Copy out all of the material exactly as presented.

─── Stored records ───

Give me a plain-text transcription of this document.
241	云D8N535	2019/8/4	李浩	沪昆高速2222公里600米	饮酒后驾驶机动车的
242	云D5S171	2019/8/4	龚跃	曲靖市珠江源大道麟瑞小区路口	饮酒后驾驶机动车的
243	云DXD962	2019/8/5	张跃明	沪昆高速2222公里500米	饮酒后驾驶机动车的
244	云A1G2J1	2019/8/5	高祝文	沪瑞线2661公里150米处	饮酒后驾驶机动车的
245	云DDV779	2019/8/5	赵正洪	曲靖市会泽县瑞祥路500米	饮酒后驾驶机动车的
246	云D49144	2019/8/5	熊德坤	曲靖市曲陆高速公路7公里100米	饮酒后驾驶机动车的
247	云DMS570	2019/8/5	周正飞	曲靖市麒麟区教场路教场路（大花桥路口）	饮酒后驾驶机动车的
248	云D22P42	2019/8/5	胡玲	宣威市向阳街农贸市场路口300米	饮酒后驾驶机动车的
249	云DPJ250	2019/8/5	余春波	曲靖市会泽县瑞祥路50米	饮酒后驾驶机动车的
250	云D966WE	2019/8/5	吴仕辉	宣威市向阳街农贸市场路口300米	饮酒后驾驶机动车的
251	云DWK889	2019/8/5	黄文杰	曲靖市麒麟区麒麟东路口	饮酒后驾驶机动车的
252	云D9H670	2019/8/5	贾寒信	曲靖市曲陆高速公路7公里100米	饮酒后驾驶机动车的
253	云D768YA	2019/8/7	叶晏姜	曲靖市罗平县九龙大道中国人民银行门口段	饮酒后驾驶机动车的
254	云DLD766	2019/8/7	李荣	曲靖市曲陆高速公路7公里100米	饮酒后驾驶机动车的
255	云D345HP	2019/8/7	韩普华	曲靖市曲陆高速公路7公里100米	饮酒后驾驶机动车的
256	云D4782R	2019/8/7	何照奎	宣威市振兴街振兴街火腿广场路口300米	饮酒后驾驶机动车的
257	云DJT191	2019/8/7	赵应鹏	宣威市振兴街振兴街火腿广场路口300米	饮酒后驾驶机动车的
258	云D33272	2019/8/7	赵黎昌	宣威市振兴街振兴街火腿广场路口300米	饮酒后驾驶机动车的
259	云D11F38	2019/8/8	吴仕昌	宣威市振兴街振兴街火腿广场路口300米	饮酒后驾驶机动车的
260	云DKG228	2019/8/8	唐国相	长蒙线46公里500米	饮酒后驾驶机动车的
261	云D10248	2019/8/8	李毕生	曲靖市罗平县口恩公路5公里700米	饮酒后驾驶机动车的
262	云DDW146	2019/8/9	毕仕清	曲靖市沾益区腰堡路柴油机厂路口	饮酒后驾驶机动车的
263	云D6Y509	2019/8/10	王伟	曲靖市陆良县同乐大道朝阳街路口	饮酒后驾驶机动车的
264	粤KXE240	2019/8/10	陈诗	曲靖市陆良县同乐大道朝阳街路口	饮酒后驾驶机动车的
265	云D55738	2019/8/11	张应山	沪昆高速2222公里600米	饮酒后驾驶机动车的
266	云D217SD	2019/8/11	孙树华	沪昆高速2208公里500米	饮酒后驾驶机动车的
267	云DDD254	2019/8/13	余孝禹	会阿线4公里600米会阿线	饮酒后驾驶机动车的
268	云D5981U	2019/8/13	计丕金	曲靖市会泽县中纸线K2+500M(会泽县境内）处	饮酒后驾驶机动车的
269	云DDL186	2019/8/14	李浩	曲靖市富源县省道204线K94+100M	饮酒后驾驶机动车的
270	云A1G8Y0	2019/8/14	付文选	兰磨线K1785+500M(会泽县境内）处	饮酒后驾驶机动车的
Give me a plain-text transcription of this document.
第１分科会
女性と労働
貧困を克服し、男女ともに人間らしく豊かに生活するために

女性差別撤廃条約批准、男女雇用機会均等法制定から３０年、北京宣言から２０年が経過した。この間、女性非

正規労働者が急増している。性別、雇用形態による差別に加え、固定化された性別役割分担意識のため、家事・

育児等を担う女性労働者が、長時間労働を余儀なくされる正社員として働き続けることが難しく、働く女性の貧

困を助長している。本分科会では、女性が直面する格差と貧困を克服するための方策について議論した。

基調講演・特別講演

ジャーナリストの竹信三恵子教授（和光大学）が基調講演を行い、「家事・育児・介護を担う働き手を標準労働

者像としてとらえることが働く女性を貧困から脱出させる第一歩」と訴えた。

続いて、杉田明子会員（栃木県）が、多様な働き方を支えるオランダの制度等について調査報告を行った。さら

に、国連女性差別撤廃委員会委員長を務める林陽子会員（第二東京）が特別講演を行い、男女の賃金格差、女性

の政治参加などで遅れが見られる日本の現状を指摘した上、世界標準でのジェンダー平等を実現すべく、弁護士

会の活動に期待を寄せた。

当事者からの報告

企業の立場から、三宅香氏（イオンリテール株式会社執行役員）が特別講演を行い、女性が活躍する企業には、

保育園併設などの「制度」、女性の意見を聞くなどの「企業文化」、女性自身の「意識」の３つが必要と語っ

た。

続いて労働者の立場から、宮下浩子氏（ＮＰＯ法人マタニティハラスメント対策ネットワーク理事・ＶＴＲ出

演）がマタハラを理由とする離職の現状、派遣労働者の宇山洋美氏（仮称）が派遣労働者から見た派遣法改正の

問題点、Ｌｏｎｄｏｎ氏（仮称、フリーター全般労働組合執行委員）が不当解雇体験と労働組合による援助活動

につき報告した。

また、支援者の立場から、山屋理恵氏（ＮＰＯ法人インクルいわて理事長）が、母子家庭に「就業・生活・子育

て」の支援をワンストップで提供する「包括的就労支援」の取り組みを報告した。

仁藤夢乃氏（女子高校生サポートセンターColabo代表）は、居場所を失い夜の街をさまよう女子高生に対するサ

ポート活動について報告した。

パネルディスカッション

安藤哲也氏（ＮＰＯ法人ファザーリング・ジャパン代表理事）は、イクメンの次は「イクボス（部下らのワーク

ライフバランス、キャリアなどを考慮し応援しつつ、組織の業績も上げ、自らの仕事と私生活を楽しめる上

───

The result ::
Give me a plain-text transcription of this document.
241	云D8N535	2019/8/4	李浩	沪昆高速2222公里600米	饮酒后驾驶机动车的
242	云D5S171	2019/8/4	龚跃	曲靖市珠江源大道麟瑞小区路口	饮酒后驾驶机动车的
243	云DXD962	2019/8/5	张跃明	沪昆高速2222公里500米	饮酒后驾驶机动车的
244	云A1G2J1	2019/8/5	高祝文	沪瑞线2661公里150米处	饮酒后驾驶机动车的
245	云DDV779	2019/8/5	赵正洪	曲靖市会泽县瑞祥路500米	饮酒后驾驶机动车的
246	云D49144	2019/8/5	熊德坤	曲靖市曲陆高速公路7公里100米	饮酒后驾驶机动车的
247	云DMS570	2019/8/5	周正飞	曲靖市麒麟区教场路教场路（大花桥路口）	饮酒后驾驶机动车的
248	云D22P42	2019/8/5	胡玲	宣威市向阳街农贸市场路口300米	饮酒后驾驶机动车的
249	云DPJ250	2019/8/5	余春波	曲靖市会泽县瑞祥路50米	饮酒后驾驶机动车的
250	云D966WE	2019/8/5	吴仕辉	宣威市向阳街农贸市场路口300米	饮酒后驾驶机动车的
251	云DWK889	2019/8/5	黄文杰	曲靖市麒麟区麒麟东路口	饮酒后驾驶机动车的
252	云D9H670	2019/8/5	贾寒信	曲靖市曲陆高速公路7公里100米	饮酒后驾驶机动车的
253	云D768YA	2019/8/7	叶晏姜	曲靖市罗平县九龙大道中国人民银行门口段	饮酒后驾驶机动车的
254	云DLD766	2019/8/7	李荣	曲靖市曲陆高速公路7公里100米	饮酒后驾驶机动车的
255	云D345HP	2019/8/7	韩普华	曲靖市曲陆高速公路7公里100米	饮酒后驾驶机动车的
256	云D4782R	2019/8/7	何照奎	宣威市振兴街振兴街火腿广场路口300米	饮酒后驾驶机动车的
257	云DJT191	2019/8/7	赵应鹏	宣威市振兴街振兴街火腿广场路口300米	饮酒后驾驶机动车的
258	云D33272	2019/8/7	赵黎昌	宣威市振兴街振兴街火腿广场路口300米	饮酒后驾驶机动车的
259	云D11F38	2019/8/8	吴仕昌	宣威市振兴街振兴街火腿广场路口300米	饮酒后驾驶机动车的
260	云DKG228	2019/8/8	唐国相	长蒙线46公里500米	饮酒后驾驶机动车的
261	云D10248	2019/8/8	李毕生	曲靖市罗平县口恩公路5公里700米	饮酒后驾驶机动车的
262	云DDW146	2019/8/9	毕仕清	曲靖市沾益区腰堡路柴油机厂路口	饮酒后驾驶机动车的
263	云D6Y509	2019/8/10	王伟	曲靖市陆良县同乐大道朝阳街路口	饮酒后驾驶机动车的
264	粤KXE240	2019/8/10	陈诗	曲靖市陆良县同乐大道朝阳街路口	饮酒后驾驶机动车的
265	云D55738	2019/8/11	张应山	沪昆高速2222公里600米	饮酒后驾驶机动车的
266	云D217SD	2019/8/11	孙树华	沪昆高速2208公里500米	饮酒后驾驶机动车的
267	云DDD254	2019/8/13	余孝禹	会阿线4公里600米会阿线	饮酒后驾驶机动车的
268	云D5981U	2019/8/13	计丕金	曲靖市会泽县中纸线K2+500M(会泽县境内）处	饮酒后驾驶机动车的
269	云DDL186	2019/8/14	李浩	曲靖市富源县省道204线K94+100M	饮酒后驾驶机动车的
270	云A1G8Y0	2019/8/14	付文选	兰磨线K1785+500M(会泽县境内）处	饮酒后驾驶机动车的
Give me a plain-text transcription of this document.
第１分科会
女性と労働
貧困を克服し、男女ともに人間らしく豊かに生活するために

女性差別撤廃条約批准、男女雇用機会均等法制定から３０年、北京宣言から２０年が経過した。この間、女性非

正規労働者が急増している。性別、雇用形態による差別に加え、固定化された性別役割分担意識のため、家事・

育児等を担う女性労働者が、長時間労働を余儀なくされる正社員として働き続けることが難しく、働く女性の貧

困を助長している。本分科会では、女性が直面する格差と貧困を克服するための方策について議論した。

基調講演・特別講演

ジャーナリストの竹信三恵子教授（和光大学）が基調講演を行い、「家事・育児・介護を担う働き手を標準労働

者像としてとらえることが働く女性を貧困から脱出させる第一歩」と訴えた。

続いて、杉田明子会員（栃木県）が、多様な働き方を支えるオランダの制度等について調査報告を行った。さら

に、国連女性差別撤廃委員会委員長を務める林陽子会員（第二東京）が特別講演を行い、男女の賃金格差、女性

の政治参加などで遅れが見られる日本の現状を指摘した上、世界標準でのジェンダー平等を実現すべく、弁護士

会の活動に期待を寄せた。

当事者からの報告

企業の立場から、三宅香氏（イオンリテール株式会社執行役員）が特別講演を行い、女性が活躍する企業には、

保育園併設などの「制度」、女性の意見を聞くなどの「企業文化」、女性自身の「意識」の３つが必要と語っ

た。

続いて労働者の立場から、宮下浩子氏（ＮＰＯ法人マタニティハラスメント対策ネットワーク理事・ＶＴＲ出

演）がマタハラを理由とする離職の現状、派遣労働者の宇山洋美氏（仮称）が派遣労働者から見た派遣法改正の

問題点、Ｌｏｎｄｏｎ氏（仮称、フリーター全般労働組合執行委員）が不当解雇体験と労働組合による援助活動

につき報告した。

また、支援者の立場から、山屋理恵氏（ＮＰＯ法人インクルいわて理事長）が、母子家庭に「就業・生活・子育

て」の支援をワンストップで提供する「包括的就労支援」の取り組みを報告した。

仁藤夢乃氏（女子高校生サポートセンターColabo代表）は、居場所を失い夜の街をさまよう女子高生に対するサ

ポート活動について報告した。

パネルディスカッション

安藤哲也氏（ＮＰＯ法人ファザーリング・ジャパン代表理事）は、イクメンの次は「イクボス（部下らのワーク

ライフバランス、キャリアなどを考慮し応援しつつ、組織の業績も上げ、自らの仕事と私生活を楽しめる上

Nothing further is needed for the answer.